§ **Recorded data**
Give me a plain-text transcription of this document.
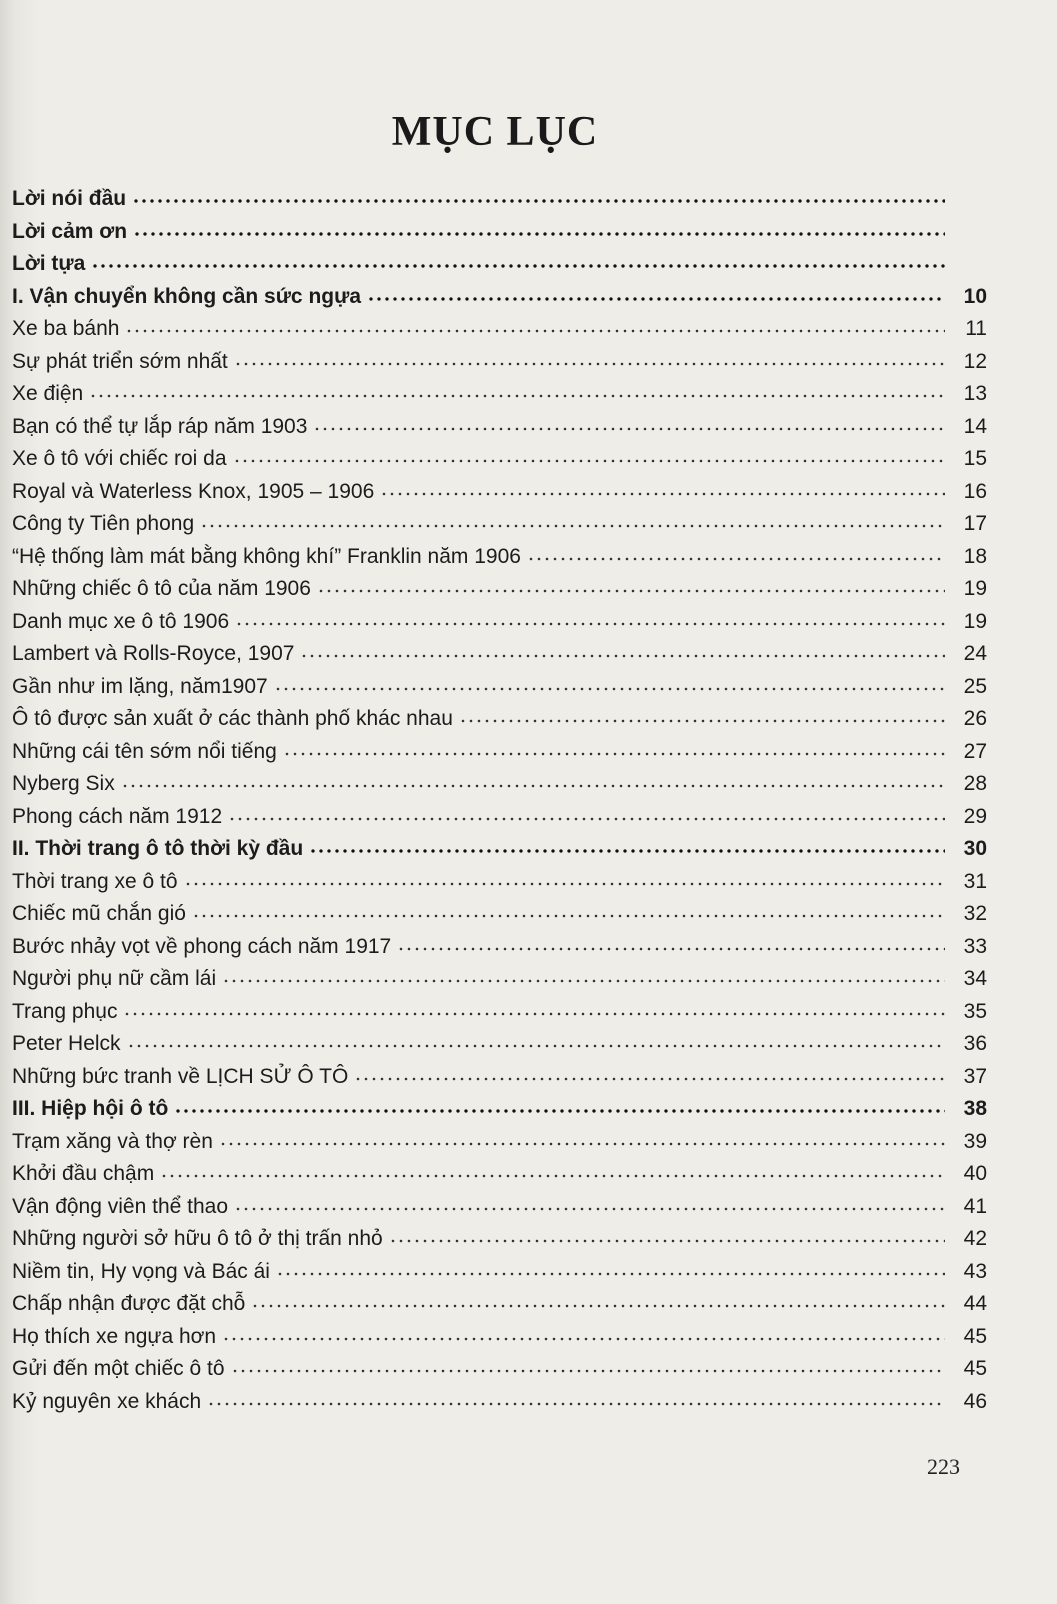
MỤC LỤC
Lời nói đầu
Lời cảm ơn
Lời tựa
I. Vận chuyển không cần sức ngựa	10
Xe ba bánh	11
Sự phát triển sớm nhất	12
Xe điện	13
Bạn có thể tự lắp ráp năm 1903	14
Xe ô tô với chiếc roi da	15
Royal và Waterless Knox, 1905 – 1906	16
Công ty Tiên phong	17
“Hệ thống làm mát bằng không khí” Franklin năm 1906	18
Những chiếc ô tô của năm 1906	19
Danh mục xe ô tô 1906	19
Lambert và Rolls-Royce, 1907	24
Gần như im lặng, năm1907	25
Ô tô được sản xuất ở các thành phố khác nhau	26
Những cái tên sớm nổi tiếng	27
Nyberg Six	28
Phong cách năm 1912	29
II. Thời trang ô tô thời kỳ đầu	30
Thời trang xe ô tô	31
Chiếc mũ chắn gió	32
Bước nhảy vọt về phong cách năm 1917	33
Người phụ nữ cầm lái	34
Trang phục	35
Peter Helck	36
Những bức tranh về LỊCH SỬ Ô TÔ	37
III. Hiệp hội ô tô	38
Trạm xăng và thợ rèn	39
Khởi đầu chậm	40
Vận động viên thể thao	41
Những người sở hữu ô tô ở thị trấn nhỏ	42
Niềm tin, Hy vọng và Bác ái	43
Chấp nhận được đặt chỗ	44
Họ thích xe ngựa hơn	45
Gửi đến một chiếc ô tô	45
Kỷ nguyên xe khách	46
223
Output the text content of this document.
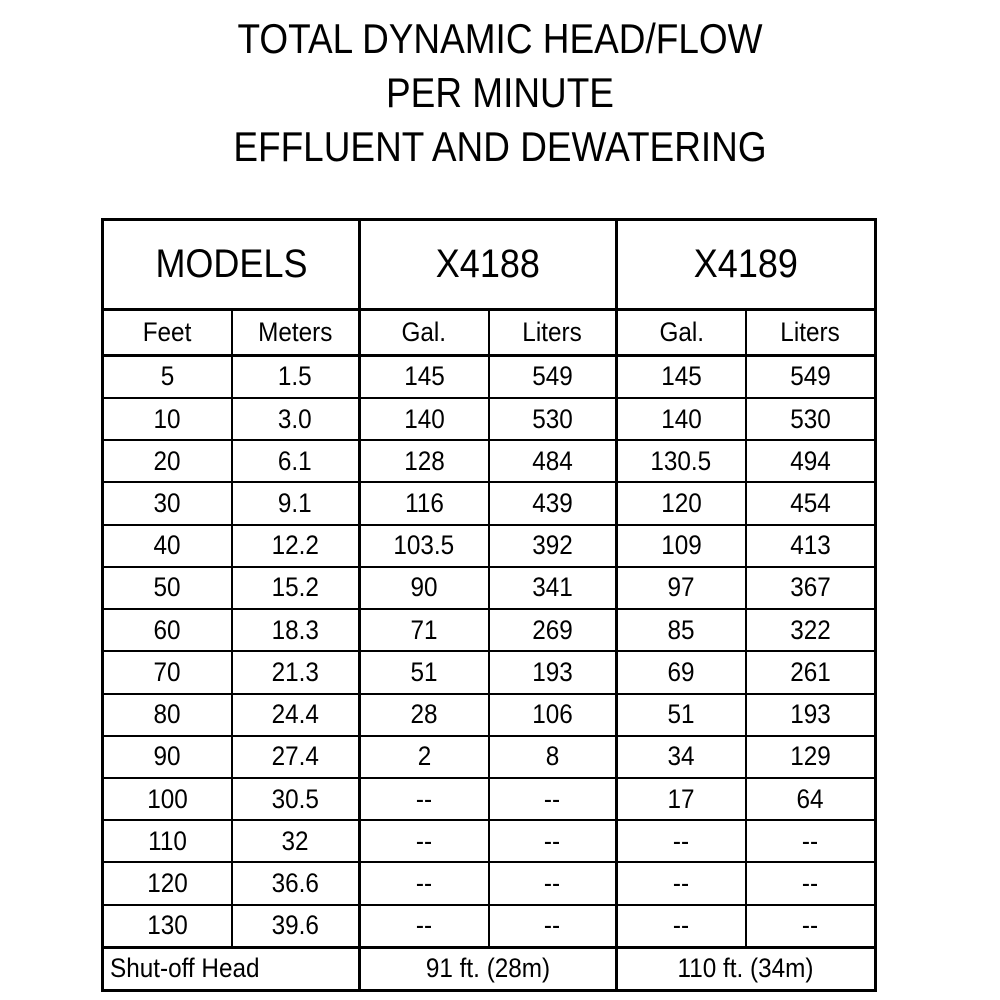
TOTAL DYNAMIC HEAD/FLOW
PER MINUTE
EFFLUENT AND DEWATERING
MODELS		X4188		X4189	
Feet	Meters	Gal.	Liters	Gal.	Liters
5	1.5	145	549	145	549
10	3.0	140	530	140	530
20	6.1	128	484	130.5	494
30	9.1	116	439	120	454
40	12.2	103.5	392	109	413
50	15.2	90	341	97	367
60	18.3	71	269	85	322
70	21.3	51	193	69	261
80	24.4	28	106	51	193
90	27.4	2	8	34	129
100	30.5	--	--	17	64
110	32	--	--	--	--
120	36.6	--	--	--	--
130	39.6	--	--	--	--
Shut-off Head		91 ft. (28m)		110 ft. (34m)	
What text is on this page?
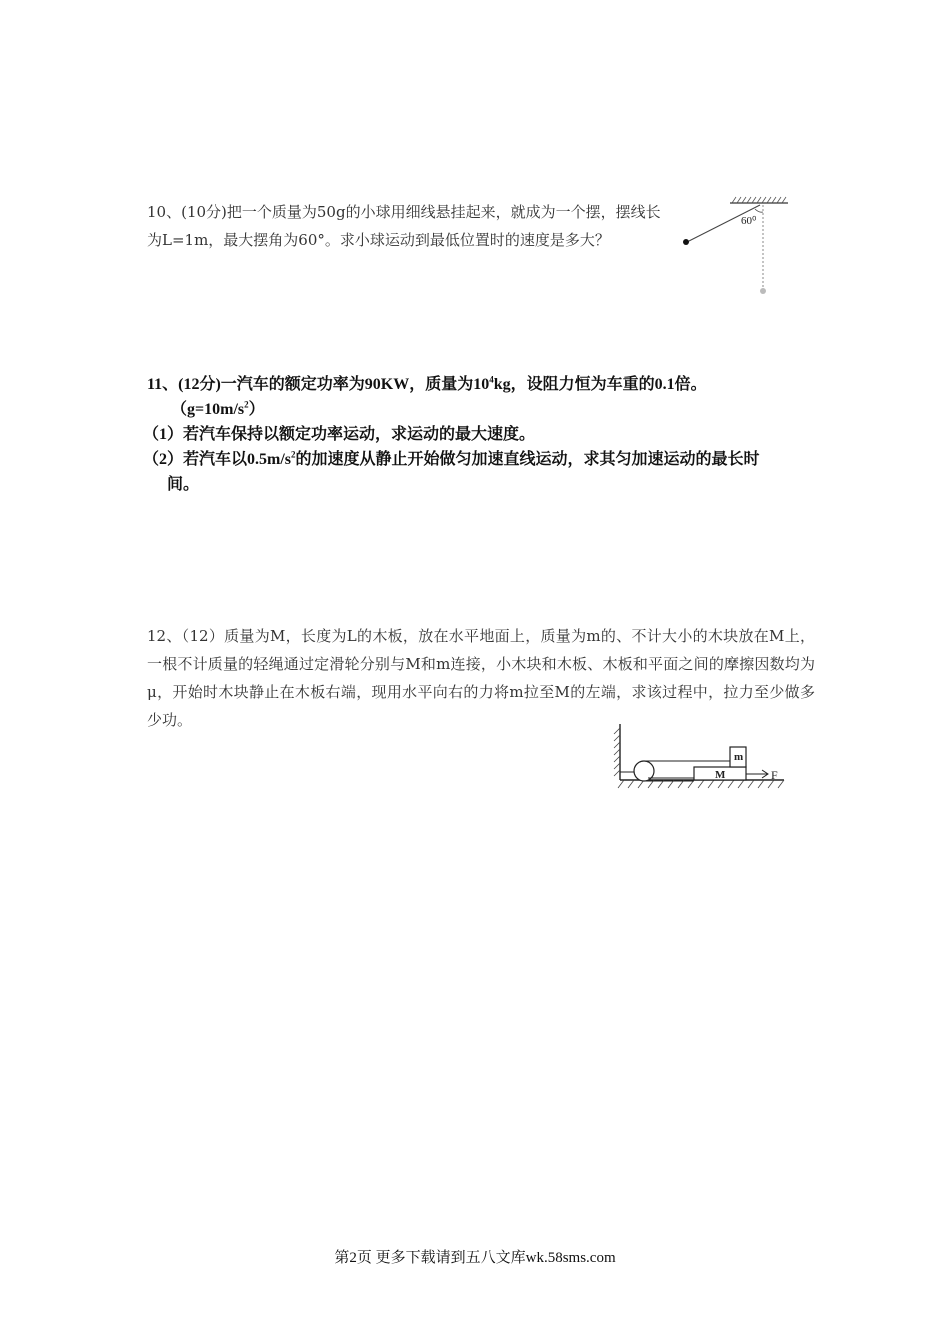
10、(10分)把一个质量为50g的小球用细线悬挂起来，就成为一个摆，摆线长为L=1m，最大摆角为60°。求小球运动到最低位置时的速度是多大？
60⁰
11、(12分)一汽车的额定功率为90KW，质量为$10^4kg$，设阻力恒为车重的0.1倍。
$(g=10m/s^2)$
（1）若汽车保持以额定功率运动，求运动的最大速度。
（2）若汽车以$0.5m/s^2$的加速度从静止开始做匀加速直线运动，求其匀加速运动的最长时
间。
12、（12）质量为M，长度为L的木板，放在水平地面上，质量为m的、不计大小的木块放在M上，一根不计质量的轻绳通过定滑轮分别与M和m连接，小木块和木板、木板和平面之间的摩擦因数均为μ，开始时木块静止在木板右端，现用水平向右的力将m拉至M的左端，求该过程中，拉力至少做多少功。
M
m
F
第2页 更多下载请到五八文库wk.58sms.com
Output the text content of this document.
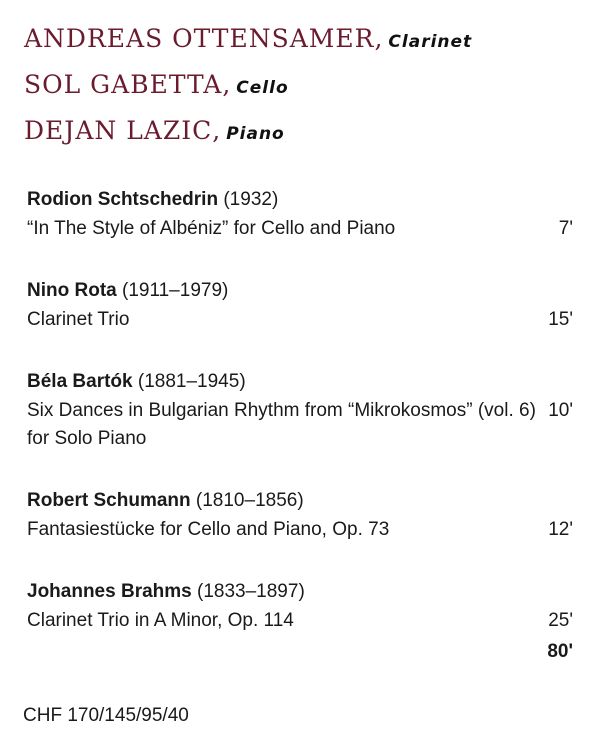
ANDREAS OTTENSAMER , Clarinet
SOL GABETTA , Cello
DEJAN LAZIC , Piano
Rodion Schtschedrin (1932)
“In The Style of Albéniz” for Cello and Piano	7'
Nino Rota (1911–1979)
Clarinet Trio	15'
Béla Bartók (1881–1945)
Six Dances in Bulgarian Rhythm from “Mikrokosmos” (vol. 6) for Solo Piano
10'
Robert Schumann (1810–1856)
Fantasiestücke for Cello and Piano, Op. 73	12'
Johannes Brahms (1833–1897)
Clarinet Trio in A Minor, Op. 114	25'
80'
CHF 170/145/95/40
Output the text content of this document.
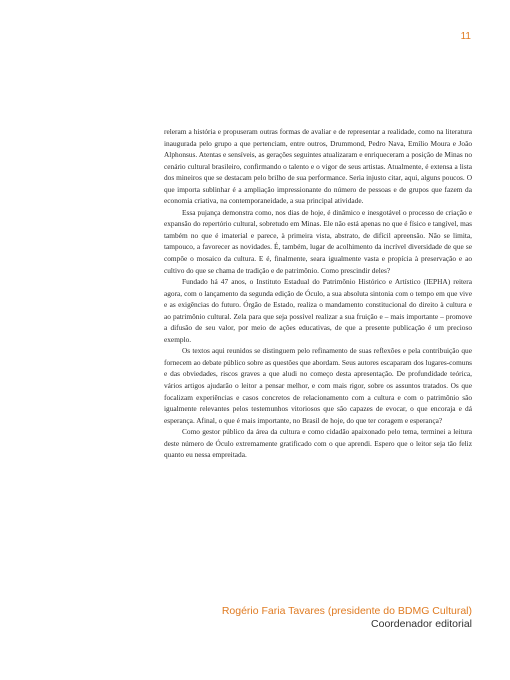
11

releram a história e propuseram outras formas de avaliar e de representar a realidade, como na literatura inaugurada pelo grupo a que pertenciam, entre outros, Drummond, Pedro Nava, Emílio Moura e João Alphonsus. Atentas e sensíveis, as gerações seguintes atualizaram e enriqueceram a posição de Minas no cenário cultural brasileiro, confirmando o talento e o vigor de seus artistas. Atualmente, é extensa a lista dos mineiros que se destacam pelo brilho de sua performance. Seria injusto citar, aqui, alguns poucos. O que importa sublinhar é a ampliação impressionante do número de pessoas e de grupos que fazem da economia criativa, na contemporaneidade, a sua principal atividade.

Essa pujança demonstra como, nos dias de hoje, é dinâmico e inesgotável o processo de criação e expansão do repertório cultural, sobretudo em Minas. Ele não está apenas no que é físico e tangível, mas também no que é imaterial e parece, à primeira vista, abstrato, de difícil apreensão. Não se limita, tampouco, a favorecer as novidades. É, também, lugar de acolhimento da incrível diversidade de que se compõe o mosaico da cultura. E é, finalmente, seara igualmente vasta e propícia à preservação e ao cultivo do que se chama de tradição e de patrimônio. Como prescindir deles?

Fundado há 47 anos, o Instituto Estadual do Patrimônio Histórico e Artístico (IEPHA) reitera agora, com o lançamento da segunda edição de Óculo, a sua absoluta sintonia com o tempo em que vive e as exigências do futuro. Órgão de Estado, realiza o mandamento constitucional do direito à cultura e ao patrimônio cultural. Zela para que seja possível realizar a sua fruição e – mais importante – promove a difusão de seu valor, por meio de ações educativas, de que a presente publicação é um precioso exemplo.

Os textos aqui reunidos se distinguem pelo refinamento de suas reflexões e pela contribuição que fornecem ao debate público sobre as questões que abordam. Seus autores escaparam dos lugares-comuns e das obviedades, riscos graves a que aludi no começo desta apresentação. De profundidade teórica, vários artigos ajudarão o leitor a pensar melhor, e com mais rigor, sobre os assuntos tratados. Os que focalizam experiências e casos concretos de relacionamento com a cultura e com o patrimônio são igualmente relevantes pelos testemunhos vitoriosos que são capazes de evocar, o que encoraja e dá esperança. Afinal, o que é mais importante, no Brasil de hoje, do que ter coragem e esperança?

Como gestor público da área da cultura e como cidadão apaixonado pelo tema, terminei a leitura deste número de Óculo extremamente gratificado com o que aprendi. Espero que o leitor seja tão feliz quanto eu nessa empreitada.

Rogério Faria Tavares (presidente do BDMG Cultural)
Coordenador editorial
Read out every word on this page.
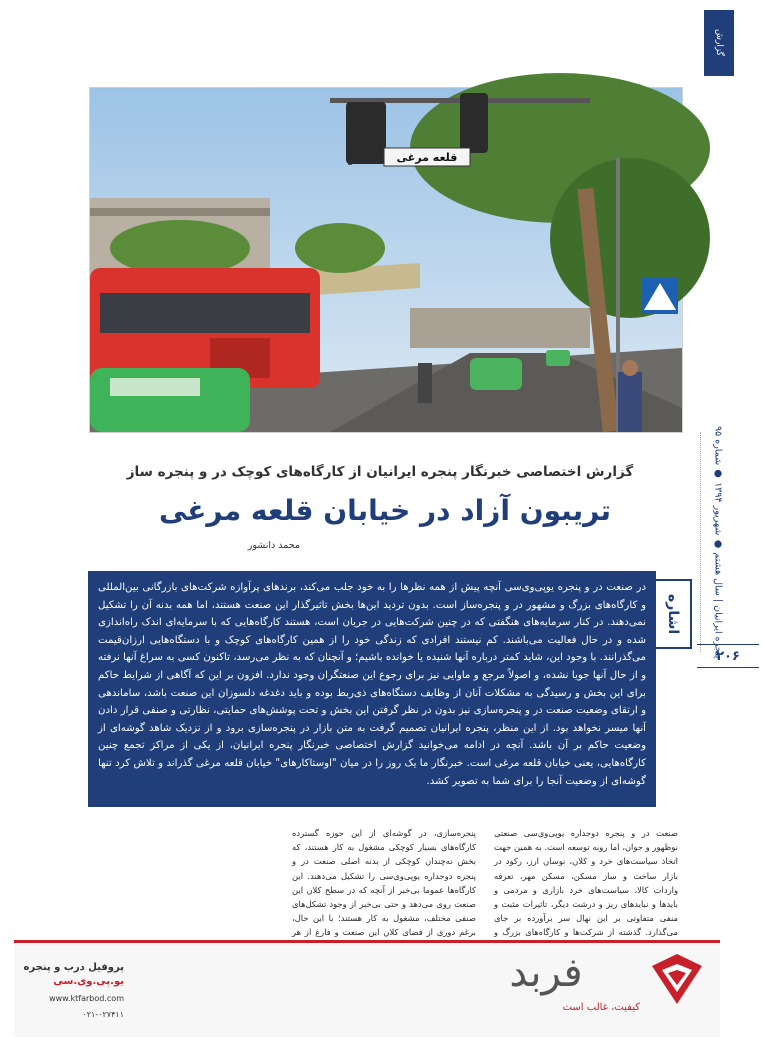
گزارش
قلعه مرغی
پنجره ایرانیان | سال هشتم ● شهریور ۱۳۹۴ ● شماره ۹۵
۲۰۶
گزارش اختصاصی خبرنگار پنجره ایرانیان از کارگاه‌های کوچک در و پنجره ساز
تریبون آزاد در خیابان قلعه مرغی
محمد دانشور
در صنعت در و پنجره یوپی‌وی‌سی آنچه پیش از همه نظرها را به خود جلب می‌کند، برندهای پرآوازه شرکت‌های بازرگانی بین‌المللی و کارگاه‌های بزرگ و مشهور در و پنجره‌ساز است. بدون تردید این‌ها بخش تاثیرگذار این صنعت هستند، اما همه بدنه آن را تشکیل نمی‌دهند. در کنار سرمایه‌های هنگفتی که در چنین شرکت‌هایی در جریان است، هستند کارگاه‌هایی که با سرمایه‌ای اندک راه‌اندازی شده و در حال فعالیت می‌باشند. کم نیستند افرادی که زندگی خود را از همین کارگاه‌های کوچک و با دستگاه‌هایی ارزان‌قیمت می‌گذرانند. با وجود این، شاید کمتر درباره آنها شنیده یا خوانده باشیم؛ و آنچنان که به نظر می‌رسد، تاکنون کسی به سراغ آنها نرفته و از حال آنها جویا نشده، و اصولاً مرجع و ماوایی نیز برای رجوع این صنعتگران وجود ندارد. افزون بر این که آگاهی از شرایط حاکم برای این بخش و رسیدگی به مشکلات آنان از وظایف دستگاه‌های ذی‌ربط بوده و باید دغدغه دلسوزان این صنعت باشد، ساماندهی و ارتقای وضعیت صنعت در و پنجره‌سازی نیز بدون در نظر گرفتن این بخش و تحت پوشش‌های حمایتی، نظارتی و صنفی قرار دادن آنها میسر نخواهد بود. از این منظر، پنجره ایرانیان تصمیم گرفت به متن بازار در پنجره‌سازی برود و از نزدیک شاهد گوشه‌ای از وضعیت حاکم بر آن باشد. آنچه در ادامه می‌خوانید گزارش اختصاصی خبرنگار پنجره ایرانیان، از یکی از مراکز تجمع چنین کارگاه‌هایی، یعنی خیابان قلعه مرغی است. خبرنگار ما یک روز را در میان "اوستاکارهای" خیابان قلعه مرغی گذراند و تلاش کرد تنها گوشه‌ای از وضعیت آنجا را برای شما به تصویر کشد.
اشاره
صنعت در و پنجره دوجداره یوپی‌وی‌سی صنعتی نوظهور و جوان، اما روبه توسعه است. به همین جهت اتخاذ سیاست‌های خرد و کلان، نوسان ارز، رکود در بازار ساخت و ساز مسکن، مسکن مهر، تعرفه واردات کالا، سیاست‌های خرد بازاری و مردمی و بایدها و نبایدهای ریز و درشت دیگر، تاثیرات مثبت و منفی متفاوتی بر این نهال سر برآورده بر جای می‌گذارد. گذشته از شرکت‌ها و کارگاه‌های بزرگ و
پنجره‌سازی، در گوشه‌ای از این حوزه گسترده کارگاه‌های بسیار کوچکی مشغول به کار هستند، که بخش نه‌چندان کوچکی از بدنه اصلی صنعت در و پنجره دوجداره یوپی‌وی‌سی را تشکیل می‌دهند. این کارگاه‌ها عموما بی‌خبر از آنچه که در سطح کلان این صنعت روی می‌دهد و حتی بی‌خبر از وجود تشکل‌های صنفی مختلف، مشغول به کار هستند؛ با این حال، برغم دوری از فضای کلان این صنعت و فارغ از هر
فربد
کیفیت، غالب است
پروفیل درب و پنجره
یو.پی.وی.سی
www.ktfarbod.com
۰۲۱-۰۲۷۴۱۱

§ **Exercise**
In the lines above, find each one with "không" and list it.

§ **Response**
I. Vận chuyển không cần sức ngựa	10
“Hệ thống làm mát bằng không khí” Franklin năm 1906	18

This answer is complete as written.